Weiter östlich, vor dem Ostseebad Nienhagen, liegt ein anderes Riff. Dort überzieht eine Muschelbank aus dicht gedrängt sitzenden Miesmuscheln den Untergrund. Das Riff-Fundament scheint mit seinen geometrischen Formen jedoch nicht so recht in die Natur zu passen – kein Wunder: Es wurde von Menschenhand geschaffen.
»Früher war der Ostseeboden reich an Steinen, aber die sind als wertvolles Baumaterial über Jahrzehnte hinweg abgefischt worden. Der heutige schlammig-weiche Meeresboden ist eher artenarm«, erklärt der Fischereitechnik-Spezialist Thomas Mohr. »Wir wollten herausfinden, ob wir mit einem künstlichen Riff wieder Dorsche und andere Tiere ansiedeln können.« Der Ostseedorsch ist ein wichtiger Speisefisch, doch die Bestandszahlen der Art, die man andernorts Kabeljau nennt, sind niedrig; nicht nur wegen der Überfischung, sondern auch wegen der Lebensraumzerstörung.

- **Erfasste Daten**
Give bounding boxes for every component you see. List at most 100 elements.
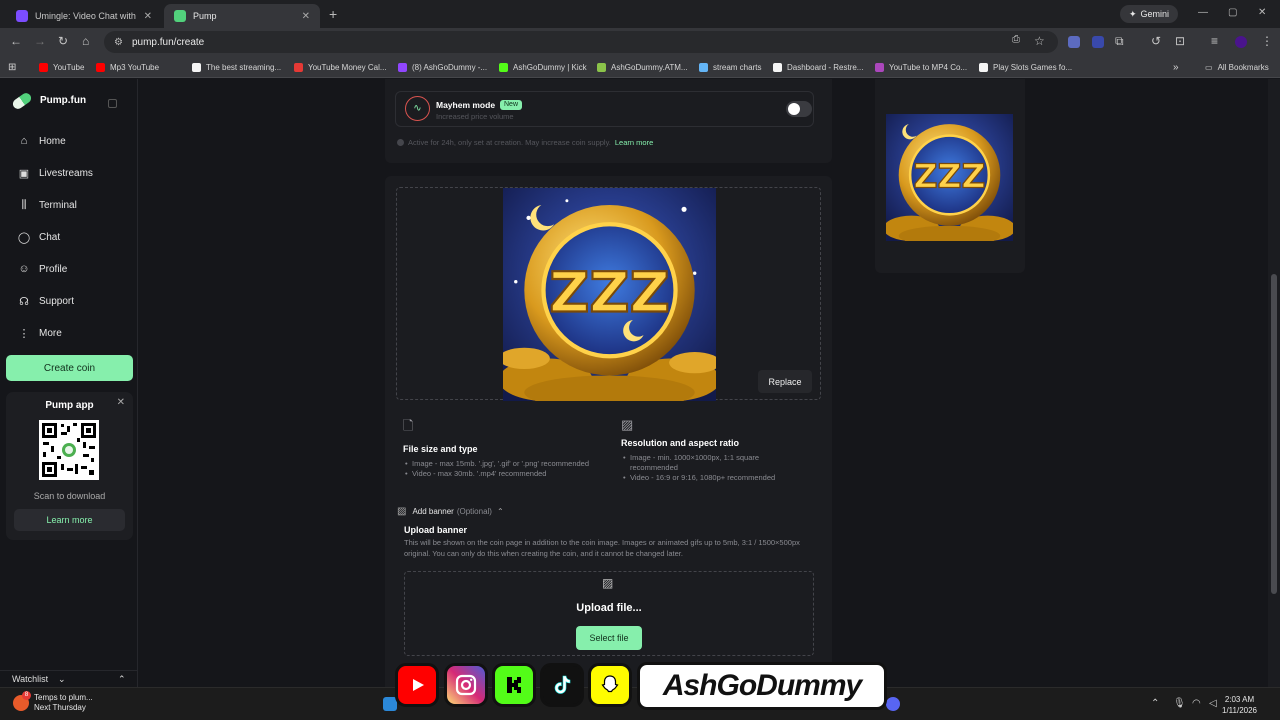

- **Aufgabe**
Schreiben Sie den Abschnitt des Ausgangstexts zwischen „Weiter östlich, vor“ und „von Menschenhand geschaffen.“ wortgetreu ab, beide Stellen eingeschlossen. Die Daten stehen in keinem Zusammenhang mit dem Ausgangstext.

- **Schriftliche Antwort**
Weiter östlich, vor dem Ostseebad Nienhagen, liegt ein anderes Riff. Dort überzieht eine Muschelbank aus dicht gedrängt sitzenden Miesmuscheln den Untergrund. Das Riff-Fundament scheint mit seinen geometrischen Formen jedoch nicht so recht in die Natur zu passen – kein Wunder: Es wurde von Menschenhand geschaffen.